_Instructions to follow_. Set out every line bearing the string "JSON".

[start Stored data]

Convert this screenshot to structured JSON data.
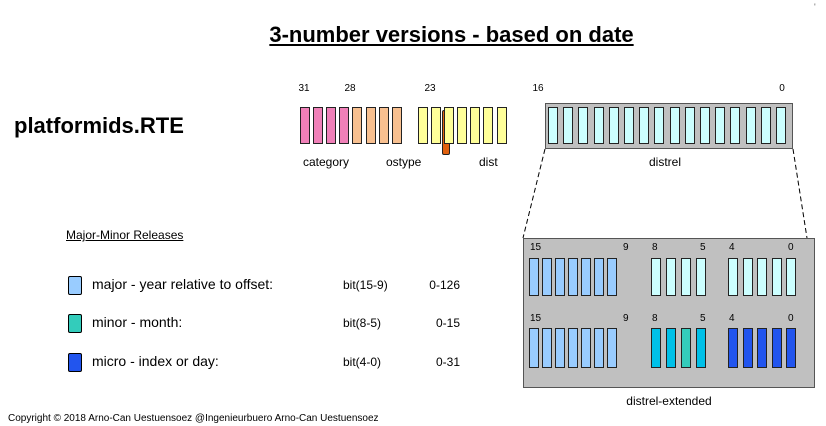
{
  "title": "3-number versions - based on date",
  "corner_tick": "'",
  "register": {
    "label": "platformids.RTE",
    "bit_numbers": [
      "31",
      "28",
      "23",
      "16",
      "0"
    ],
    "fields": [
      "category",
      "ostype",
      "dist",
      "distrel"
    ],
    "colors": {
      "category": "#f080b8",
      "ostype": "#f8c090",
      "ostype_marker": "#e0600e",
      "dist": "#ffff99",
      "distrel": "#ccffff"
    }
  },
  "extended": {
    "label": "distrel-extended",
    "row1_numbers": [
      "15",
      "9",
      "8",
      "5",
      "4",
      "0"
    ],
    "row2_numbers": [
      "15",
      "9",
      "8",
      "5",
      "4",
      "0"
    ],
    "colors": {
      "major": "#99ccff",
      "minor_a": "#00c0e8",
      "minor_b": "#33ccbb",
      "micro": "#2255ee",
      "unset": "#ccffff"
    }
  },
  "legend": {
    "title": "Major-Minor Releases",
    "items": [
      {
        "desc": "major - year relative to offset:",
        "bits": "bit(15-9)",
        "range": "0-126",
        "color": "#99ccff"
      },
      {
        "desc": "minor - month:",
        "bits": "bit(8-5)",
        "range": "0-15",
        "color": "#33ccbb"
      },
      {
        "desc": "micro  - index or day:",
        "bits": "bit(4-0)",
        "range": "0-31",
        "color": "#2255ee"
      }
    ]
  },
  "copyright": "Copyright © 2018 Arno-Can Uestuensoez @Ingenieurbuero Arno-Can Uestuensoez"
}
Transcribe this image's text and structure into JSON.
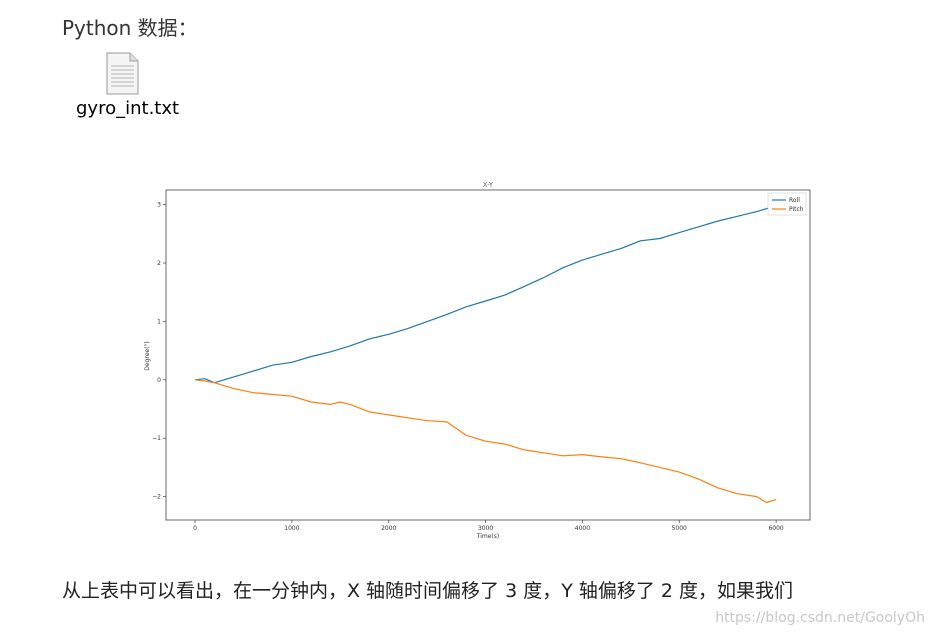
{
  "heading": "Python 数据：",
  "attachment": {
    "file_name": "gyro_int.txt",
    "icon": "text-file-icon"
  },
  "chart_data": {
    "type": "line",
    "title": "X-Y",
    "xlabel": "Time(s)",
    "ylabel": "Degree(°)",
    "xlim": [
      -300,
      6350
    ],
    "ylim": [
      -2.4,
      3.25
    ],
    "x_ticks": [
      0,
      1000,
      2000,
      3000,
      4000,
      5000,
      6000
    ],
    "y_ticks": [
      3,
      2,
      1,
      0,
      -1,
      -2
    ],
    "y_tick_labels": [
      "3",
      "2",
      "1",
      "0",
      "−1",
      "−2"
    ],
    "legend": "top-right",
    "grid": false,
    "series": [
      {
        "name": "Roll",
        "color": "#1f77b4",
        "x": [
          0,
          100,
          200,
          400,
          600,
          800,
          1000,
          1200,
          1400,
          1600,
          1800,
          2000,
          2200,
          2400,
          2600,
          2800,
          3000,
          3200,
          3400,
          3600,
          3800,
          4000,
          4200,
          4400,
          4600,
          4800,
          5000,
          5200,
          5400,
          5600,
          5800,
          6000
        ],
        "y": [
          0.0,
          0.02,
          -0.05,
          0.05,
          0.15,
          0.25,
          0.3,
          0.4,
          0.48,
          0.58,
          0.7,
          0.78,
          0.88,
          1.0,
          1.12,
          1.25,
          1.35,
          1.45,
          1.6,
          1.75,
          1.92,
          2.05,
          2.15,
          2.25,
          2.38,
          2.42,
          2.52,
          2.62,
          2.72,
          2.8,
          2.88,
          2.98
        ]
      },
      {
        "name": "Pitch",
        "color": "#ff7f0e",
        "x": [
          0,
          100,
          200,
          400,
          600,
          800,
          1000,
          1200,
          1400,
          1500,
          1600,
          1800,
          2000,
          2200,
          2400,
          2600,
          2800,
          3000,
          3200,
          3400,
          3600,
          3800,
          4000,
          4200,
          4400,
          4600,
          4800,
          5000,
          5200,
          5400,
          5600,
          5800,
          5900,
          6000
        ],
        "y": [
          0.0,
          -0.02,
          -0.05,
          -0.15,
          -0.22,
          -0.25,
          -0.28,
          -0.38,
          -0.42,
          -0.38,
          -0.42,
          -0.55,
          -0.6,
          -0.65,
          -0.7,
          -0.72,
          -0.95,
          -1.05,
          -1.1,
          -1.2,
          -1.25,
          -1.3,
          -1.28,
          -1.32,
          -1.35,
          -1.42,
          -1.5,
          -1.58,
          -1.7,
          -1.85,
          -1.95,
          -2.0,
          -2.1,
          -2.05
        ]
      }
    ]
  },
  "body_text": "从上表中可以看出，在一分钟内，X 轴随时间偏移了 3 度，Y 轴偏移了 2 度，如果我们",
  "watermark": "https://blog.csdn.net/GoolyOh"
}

[end Stored data]

_Task solution_.
Convert this screenshot to structured JSON data.
Transcribe this image's text and structure into JSON.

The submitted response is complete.